:: Data section ::

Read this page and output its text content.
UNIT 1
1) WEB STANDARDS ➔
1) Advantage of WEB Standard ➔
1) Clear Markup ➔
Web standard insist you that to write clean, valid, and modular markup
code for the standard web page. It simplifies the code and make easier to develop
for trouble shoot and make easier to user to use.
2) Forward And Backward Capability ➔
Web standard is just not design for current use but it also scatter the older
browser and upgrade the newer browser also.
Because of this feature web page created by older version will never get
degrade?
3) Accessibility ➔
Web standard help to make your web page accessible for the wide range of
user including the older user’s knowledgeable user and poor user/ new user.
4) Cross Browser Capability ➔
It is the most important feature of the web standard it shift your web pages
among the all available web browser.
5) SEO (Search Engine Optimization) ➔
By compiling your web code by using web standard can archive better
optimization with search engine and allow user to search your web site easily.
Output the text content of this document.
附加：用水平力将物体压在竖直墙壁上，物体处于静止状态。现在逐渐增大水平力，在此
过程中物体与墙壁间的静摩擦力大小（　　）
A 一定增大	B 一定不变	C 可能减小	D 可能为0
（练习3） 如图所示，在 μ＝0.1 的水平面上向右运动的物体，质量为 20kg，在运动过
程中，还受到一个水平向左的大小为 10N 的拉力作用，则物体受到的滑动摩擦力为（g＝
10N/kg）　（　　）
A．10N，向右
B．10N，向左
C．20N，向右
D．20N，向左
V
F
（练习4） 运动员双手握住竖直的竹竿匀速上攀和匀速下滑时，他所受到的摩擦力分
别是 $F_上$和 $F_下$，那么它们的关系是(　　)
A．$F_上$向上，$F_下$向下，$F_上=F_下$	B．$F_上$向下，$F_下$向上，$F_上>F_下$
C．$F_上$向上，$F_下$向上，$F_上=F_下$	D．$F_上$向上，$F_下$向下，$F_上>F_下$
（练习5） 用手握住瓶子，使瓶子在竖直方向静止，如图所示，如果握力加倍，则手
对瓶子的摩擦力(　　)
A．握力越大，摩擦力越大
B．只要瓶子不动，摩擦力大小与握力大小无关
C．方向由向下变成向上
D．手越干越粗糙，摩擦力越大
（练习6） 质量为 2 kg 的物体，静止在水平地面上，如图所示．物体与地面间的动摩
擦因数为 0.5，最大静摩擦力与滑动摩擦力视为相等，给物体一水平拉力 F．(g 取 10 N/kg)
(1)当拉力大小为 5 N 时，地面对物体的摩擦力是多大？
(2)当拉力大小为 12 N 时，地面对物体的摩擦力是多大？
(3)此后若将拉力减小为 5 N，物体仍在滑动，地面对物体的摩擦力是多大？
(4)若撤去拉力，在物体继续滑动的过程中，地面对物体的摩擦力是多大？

:::

_Task brief_: Reproduce precisely the span of lines that begins at the line containing "Output the text content of this document." and ends with the last line of the listing.

_Answer to this task_:
Output the text content of this document.
附加：用水平力将物体压在竖直墙壁上，物体处于静止状态。现在逐渐增大水平力，在此
过程中物体与墙壁间的静摩擦力大小（　　）
A 一定增大	B 一定不变	C 可能减小	D 可能为0
（练习3） 如图所示，在 μ＝0.1 的水平面上向右运动的物体，质量为 20kg，在运动过
程中，还受到一个水平向左的大小为 10N 的拉力作用，则物体受到的滑动摩擦力为（g＝
10N/kg）　（　　）
A．10N，向右
B．10N，向左
C．20N，向右
D．20N，向左
V
F
（练习4） 运动员双手握住竖直的竹竿匀速上攀和匀速下滑时，他所受到的摩擦力分
别是 $F_上$和 $F_下$，那么它们的关系是(　　)
A．$F_上$向上，$F_下$向下，$F_上=F_下$	B．$F_上$向下，$F_下$向上，$F_上>F_下$
C．$F_上$向上，$F_下$向上，$F_上=F_下$	D．$F_上$向上，$F_下$向下，$F_上>F_下$
（练习5） 用手握住瓶子，使瓶子在竖直方向静止，如图所示，如果握力加倍，则手
对瓶子的摩擦力(　　)
A．握力越大，摩擦力越大
B．只要瓶子不动，摩擦力大小与握力大小无关
C．方向由向下变成向上
D．手越干越粗糙，摩擦力越大
（练习6） 质量为 2 kg 的物体，静止在水平地面上，如图所示．物体与地面间的动摩
擦因数为 0.5，最大静摩擦力与滑动摩擦力视为相等，给物体一水平拉力 F．(g 取 10 N/kg)
(1)当拉力大小为 5 N 时，地面对物体的摩擦力是多大？
(2)当拉力大小为 12 N 时，地面对物体的摩擦力是多大？
(3)此后若将拉力减小为 5 N，物体仍在滑动，地面对物体的摩擦力是多大？
(4)若撤去拉力，在物体继续滑动的过程中，地面对物体的摩擦力是多大？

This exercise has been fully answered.